Trecho da página -
^^^^

3 RAUSCHER, Beatriz é artista; doutora em Póeticas Visuais pela Universidade Federal do Rio Grande do Sul; foi bolsista CAPES na Université Sorbonne Nouvelle – Paris III; é professora no Programa de Pós- Graduação em Artes da Universidade Federal de Uberlândia (UFU-MG) e líder do Grupo de Pesquisa “Poéticas da Imagem” UFU/ CNPq.

4 Em seu texto Onde o desenho coagula feito para a exposição Entre Processos do artista Azeite de Leos, Beatriz Rauscher recorreu as ideias em torno do conceito de “arqueologia da impressão” apresenta- do pelo filósofo Georges Didi-Huberman em sua obra La ressemblance por contact.

5 RAUSCHER, Beatriz. Onde o desenho coagula.

Exposição “Calma Tormenta”

Artista Julia Benetton

Texto crítico: Loly Demercian, 2022

JULIA BENETTON nasceu em Piracicaba (1992), tem formação em design gráfico e bacharelado pela FAAP/SP e Design Communication pela University of the Arts (UAL) em Londres/Reino Unido. Realizou exposições na: Escola BauhausPiracicaba, SP – Brasil (2018); “King’s Cross Illustrator’s Christmas FairLondres”, Reino Unido (2016) e Centre Du Graphisme d’ÉchirollesÉchirolles – França (2015). Transitou por diversos países, com diferentes culturas, desde a Inglaterra até as ilhas escondidas no Vietnã.

^^^^

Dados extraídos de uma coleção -
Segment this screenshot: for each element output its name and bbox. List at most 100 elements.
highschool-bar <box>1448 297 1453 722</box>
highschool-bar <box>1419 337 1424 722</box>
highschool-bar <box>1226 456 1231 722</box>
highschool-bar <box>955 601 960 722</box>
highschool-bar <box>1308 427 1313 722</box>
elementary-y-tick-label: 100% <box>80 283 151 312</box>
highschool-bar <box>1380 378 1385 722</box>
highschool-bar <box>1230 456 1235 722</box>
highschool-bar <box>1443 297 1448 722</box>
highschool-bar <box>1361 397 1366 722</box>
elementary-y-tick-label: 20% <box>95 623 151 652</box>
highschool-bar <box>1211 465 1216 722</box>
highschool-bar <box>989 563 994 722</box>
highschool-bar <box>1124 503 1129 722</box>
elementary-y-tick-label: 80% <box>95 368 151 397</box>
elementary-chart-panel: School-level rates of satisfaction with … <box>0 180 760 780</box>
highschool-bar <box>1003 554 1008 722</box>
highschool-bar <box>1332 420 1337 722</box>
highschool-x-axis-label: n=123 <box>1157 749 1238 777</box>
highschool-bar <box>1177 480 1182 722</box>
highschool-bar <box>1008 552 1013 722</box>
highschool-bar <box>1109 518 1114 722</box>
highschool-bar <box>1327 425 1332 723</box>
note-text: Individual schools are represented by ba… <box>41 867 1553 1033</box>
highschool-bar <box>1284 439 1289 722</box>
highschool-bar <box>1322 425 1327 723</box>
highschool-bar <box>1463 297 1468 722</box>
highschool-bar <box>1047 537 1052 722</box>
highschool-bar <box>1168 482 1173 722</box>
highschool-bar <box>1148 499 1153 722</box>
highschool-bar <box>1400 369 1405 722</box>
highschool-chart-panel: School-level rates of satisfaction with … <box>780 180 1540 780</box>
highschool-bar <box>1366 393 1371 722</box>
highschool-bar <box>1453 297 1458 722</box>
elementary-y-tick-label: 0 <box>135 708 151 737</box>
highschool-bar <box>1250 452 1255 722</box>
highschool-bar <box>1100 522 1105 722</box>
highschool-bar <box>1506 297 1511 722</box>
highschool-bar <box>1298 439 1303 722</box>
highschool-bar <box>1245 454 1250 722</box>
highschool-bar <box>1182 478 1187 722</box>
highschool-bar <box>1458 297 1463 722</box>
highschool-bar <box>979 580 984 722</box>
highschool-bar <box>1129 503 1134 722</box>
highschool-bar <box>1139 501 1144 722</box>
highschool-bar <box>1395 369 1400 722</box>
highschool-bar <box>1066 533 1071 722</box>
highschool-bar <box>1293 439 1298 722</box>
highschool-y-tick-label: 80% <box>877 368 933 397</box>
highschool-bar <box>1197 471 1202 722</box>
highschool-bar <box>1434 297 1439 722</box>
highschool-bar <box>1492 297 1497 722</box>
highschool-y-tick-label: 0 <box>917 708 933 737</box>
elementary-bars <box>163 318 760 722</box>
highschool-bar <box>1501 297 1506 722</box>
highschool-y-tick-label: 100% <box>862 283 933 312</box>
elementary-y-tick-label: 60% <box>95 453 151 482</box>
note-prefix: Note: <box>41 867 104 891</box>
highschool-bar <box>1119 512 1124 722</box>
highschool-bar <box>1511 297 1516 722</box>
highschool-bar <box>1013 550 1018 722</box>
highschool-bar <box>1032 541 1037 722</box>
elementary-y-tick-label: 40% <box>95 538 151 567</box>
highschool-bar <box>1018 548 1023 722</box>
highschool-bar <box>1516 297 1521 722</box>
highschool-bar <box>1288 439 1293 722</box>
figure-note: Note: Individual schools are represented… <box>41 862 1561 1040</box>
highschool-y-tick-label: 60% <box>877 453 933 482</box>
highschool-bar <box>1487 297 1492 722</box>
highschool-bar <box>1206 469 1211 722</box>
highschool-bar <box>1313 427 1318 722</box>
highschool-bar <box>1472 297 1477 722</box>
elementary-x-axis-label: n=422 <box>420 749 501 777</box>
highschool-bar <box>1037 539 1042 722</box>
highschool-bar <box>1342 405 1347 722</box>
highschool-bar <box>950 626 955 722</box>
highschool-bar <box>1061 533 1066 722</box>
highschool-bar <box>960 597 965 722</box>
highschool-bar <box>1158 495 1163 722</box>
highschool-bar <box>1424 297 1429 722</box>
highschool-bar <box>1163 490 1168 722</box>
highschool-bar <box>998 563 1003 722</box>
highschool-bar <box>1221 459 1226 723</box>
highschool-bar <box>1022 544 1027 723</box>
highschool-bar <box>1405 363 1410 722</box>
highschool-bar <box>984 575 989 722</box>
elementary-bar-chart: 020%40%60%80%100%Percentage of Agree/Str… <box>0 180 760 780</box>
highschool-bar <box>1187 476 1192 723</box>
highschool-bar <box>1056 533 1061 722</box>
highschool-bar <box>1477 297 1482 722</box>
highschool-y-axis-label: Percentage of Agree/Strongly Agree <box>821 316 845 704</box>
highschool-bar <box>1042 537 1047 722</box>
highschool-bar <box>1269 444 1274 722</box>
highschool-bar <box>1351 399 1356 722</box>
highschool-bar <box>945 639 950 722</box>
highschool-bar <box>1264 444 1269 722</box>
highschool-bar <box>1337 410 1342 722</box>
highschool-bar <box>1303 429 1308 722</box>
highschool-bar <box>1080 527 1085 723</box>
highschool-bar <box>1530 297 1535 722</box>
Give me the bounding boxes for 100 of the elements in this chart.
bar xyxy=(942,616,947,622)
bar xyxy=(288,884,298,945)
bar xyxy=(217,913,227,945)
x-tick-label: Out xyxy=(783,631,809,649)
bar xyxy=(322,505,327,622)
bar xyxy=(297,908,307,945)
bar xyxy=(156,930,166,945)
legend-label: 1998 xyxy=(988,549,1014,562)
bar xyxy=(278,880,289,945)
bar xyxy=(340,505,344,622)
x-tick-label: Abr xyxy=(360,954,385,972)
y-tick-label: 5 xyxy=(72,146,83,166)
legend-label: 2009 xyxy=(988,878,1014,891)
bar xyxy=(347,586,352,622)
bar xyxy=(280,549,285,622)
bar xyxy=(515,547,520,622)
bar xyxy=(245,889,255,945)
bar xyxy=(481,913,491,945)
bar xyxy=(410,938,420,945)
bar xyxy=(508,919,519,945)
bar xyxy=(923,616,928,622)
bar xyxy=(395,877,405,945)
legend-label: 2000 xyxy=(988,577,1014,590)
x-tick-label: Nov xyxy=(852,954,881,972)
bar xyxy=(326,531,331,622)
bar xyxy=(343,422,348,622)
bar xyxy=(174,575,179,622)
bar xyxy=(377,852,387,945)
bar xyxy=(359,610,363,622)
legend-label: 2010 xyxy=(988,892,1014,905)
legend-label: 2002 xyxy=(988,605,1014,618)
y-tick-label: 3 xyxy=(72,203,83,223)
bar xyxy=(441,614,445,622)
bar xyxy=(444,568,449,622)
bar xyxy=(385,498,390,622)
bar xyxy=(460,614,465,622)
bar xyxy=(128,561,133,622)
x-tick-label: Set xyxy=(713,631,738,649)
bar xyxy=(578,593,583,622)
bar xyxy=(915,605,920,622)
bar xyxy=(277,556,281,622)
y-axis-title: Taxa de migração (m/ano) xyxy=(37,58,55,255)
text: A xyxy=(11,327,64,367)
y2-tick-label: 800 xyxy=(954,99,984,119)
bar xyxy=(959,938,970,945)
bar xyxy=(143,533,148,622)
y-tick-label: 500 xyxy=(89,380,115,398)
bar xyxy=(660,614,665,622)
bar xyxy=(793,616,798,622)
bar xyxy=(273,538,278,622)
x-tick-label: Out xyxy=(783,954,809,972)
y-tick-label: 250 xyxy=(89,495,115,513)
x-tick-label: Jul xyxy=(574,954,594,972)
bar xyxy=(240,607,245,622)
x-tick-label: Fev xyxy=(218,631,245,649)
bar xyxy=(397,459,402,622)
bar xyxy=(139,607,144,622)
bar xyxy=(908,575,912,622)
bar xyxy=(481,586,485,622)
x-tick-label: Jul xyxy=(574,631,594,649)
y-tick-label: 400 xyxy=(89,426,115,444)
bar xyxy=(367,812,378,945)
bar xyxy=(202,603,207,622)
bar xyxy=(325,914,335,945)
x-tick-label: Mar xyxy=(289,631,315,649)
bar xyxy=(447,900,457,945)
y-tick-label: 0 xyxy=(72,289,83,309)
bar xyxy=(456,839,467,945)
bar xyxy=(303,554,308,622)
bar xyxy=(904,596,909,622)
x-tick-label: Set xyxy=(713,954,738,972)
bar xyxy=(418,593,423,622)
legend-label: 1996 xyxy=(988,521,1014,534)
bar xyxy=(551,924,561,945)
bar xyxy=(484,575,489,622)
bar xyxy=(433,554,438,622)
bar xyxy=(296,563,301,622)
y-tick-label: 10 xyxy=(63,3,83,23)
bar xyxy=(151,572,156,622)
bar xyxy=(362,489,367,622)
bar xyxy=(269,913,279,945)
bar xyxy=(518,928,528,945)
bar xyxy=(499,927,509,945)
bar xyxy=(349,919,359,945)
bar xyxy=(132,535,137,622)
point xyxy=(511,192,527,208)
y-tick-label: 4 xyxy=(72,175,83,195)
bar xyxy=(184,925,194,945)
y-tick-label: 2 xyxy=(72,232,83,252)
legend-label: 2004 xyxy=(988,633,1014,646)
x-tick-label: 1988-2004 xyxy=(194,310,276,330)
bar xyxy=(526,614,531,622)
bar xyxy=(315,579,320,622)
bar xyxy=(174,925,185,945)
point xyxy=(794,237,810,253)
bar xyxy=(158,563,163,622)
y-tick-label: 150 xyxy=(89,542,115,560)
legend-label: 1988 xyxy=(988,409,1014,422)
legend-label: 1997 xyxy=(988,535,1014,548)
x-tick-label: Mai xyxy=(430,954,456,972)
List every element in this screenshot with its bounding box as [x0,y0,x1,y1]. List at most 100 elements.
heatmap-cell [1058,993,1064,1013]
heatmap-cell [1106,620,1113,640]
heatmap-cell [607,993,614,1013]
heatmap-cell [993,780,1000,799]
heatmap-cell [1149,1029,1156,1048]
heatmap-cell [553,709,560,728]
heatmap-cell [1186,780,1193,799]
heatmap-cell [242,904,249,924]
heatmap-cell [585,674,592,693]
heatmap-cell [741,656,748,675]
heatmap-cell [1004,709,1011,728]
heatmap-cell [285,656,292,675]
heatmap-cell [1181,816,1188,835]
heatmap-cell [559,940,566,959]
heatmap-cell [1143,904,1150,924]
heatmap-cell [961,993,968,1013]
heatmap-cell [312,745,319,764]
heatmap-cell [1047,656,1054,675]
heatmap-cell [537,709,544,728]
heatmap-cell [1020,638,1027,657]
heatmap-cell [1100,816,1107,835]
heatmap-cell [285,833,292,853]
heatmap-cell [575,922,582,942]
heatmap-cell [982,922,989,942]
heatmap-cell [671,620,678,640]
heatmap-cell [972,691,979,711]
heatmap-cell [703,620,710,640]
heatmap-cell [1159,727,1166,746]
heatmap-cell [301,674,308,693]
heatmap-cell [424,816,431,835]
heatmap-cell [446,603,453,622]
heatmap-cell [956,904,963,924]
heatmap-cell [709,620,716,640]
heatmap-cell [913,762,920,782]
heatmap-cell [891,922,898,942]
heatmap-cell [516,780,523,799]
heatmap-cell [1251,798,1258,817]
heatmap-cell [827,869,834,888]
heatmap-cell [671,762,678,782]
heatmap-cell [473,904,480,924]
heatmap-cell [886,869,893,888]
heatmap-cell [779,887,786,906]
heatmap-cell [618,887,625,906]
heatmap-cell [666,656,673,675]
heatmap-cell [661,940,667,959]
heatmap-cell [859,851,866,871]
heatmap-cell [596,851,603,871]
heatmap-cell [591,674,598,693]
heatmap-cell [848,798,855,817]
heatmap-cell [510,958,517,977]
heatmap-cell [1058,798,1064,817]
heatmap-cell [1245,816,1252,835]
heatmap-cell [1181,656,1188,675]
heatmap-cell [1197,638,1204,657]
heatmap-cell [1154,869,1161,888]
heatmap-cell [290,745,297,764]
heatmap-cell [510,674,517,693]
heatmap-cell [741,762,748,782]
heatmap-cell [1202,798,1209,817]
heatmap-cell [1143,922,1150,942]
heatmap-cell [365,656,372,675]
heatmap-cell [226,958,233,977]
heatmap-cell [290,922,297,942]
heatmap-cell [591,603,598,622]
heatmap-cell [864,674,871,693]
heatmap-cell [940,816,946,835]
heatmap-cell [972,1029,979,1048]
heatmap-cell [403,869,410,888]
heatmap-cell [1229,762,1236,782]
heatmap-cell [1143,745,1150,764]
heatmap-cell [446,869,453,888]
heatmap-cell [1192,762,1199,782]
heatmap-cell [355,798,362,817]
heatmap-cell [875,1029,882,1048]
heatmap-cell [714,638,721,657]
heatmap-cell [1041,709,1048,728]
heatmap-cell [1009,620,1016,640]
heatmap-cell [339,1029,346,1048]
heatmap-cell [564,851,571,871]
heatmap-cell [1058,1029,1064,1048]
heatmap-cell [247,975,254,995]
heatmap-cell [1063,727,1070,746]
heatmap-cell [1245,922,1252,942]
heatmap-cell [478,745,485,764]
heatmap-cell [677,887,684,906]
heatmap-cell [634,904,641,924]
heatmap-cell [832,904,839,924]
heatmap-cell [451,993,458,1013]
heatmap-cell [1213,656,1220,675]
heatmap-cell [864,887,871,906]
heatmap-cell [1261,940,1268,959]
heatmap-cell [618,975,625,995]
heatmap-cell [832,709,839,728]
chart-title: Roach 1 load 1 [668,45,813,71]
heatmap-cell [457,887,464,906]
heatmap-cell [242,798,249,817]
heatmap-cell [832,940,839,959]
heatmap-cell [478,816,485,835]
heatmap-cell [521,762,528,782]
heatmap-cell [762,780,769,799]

^^^^

Partes do exercício -
1. No trecho da página, quem assina o texto crítico da exposição “Calma Tormenta”, e em que ano?
2. Transforme em lista o parágrafo do trecho da página que começa com “3 RAUSCHER, Beatriz é artista”, conservando os fatos principais.
As linhas não têm nenhum papel aqui.

Respostas das tarefas -
1. Loly Demercian, em 2022.

2.
- É artista.
- É doutora em Poéticas Visuais pela Universidade Federal do Rio Grande do Sul.
- Foi bolsista CAPES na Université Sorbonne Nouvelle – Paris III.
- É professora no Programa de Pós-Graduação em Artes da Universidade Federal de Uberlândia (UFU-MG).
- É líder do Grupo de Pesquisa “Poéticas da Imagem” UFU/CNPq.